ECLI:NL:RBNHO:2021:8076

Rechtbank Noord-Holland

Datum uitspraak
8 september 2021
Publicatiedatum
17 september 2021
Zaaknummer
9097580
Instantie
Rechtbank Noord-Holland
Type
Uitspraak
Rechtsgebied
Civiel recht
Procedures
  • Eerste aanleg - enkelvoudig
Rechters
Vindplaatsen
  • Rechtspraak.nl
AI samenvatting door LexboostAutomatisch gegenereerd

Huurovereenkomst rechtsgeldig opgezegd; geen huurbescherming van toepassing

In deze zaak hebben eisers, [eiseres] en [eiser], een vordering ingesteld tegen de bewindvoerder q.q. van mevrouw [rechthebbende] met betrekking tot de opzegging van een huurovereenkomst. De huurovereenkomst, gesloten op 10 juli 2018, betrof een woning die door eisers tijdelijk aan [rechthebbende] was verhuurd in afwachting van de verkoop van de woning. Eisers hebben de huurovereenkomst opgezegd per 30 april 2019, maar [rechthebbende] heeft deze opzegging betwist en zich beroepen op huurbescherming. De kantonrechter heeft vastgesteld dat de huurovereenkomst niet naar zijn aard van korte duur was, omdat er geen concrete einddatum was genoemd en beëindiging diende plaats te vinden door opzegging. De kantonrechter oordeelde dat [rechthebbende] in redelijkheid geen beroep kon doen op huurbescherming, aangezien zij op de hoogte was van de tijdelijke aard van de huurovereenkomst en de intentie van eisers om de woning te verkopen. De kantonrechter heeft de vordering van eisers toegewezen, verklaard dat de huurovereenkomst rechtsgeldig was opgezegd en de bewindvoerder q.q. veroordeeld om de woning binnen vier maanden te ontruimen. De proceskosten zijn voor rekening van de bewindvoerder q.q.

○ ○ ○ ○ ○ ○ ○

Kopieer de volledige tekst over de opgezegde huurovereenkomst woord voor woord. Voor de opdracht heb je de regels niet nodig.

○ ○ ○ ○ ○ ○ ○

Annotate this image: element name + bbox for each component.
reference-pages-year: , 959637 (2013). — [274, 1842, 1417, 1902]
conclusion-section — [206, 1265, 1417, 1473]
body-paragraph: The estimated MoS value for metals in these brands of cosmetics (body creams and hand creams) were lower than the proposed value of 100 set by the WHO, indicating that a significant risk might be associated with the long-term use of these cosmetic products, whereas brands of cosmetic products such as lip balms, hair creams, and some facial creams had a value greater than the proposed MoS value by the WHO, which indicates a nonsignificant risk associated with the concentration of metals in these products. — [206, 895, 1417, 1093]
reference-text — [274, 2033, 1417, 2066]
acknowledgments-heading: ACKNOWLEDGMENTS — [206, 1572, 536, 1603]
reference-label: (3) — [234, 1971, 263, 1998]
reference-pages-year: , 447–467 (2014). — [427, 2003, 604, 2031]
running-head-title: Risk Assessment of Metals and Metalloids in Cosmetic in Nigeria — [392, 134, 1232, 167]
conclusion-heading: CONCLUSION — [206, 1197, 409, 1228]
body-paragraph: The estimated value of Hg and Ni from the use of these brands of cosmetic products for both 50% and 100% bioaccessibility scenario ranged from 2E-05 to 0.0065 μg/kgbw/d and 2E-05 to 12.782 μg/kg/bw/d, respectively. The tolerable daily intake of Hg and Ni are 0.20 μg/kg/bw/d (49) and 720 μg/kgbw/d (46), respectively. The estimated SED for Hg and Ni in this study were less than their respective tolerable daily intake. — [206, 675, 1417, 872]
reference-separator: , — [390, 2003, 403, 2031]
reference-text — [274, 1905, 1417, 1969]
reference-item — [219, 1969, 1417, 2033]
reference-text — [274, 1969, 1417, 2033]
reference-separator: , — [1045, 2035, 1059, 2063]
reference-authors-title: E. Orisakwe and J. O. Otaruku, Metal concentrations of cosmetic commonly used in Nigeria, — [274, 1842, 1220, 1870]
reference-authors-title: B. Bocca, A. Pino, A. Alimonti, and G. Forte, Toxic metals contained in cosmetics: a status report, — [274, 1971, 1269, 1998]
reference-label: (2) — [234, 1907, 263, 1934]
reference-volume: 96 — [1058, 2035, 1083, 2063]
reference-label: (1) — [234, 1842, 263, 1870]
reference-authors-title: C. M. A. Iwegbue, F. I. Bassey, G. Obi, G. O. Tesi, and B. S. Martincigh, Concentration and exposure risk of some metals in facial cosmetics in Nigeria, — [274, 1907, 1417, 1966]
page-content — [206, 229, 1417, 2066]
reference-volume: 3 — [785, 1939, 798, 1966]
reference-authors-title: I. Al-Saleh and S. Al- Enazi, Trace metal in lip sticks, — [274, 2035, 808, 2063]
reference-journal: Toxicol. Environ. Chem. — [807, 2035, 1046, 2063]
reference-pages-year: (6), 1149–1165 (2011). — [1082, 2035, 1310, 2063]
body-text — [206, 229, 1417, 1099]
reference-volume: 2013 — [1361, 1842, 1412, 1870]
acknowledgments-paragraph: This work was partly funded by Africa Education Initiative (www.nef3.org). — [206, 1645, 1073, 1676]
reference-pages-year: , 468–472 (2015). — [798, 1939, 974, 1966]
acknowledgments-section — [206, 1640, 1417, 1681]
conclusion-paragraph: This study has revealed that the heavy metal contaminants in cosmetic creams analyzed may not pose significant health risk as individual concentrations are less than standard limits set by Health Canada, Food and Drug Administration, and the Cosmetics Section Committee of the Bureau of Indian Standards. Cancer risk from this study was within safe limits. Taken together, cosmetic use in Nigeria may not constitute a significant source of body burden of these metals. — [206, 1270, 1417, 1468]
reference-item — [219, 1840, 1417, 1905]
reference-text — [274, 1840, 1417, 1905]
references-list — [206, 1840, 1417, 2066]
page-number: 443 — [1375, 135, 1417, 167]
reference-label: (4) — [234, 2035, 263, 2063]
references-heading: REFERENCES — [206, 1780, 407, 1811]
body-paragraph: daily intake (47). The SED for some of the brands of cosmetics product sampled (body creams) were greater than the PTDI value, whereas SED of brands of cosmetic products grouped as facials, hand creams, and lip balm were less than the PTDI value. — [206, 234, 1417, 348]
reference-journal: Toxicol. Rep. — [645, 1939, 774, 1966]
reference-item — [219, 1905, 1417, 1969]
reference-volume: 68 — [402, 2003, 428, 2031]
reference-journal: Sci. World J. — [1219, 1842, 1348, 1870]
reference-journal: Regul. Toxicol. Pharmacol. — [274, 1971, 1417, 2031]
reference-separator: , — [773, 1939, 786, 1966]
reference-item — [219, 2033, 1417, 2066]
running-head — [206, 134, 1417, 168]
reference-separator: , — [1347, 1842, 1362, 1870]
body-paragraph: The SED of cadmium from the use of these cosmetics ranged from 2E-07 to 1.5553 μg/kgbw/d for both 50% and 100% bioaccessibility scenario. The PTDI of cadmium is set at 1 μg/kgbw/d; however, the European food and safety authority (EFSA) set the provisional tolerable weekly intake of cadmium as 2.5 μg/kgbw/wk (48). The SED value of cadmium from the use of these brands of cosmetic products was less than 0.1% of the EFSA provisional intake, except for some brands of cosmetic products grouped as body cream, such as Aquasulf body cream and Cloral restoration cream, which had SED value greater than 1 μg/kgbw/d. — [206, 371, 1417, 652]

○ ○ ○ ○ ○ ○ ○

▶ **ANTWOORD OPDRACHT**
ECLI:NL:RBNHO:2021:8076

Rechtbank Noord-Holland

Datum uitspraak
8 september 2021
Publicatiedatum
17 september 2021
Zaaknummer
9097580
Instantie
Rechtbank Noord-Holland
Type
Uitspraak
Rechtsgebied
Civiel recht
Procedures
  • Eerste aanleg - enkelvoudig
Rechters
Vindplaatsen
  • Rechtspraak.nl
AI samenvatting door LexboostAutomatisch gegenereerd

Huurovereenkomst rechtsgeldig opgezegd; geen huurbescherming van toepassing

In deze zaak hebben eisers, [eiseres] en [eiser], een vordering ingesteld tegen de bewindvoerder q.q. van mevrouw [rechthebbende] met betrekking tot de opzegging van een huurovereenkomst. De huurovereenkomst, gesloten op 10 juli 2018, betrof een woning die door eisers tijdelijk aan [rechthebbende] was verhuurd in afwachting van de verkoop van de woning. Eisers hebben de huurovereenkomst opgezegd per 30 april 2019, maar [rechthebbende] heeft deze opzegging betwist en zich beroepen op huurbescherming. De kantonrechter heeft vastgesteld dat de huurovereenkomst niet naar zijn aard van korte duur was, omdat er geen concrete einddatum was genoemd en beëindiging diende plaats te vinden door opzegging. De kantonrechter oordeelde dat [rechthebbende] in redelijkheid geen beroep kon doen op huurbescherming, aangezien zij op de hoogte was van de tijdelijke aard van de huurovereenkomst en de intentie van eisers om de woning te verkopen. De kantonrechter heeft de vordering van eisers toegewezen, verklaard dat de huurovereenkomst rechtsgeldig was opgezegd en de bewindvoerder q.q. veroordeeld om de woning binnen vier maanden te ontruimen. De proceskosten zijn voor rekening van de bewindvoerder q.q.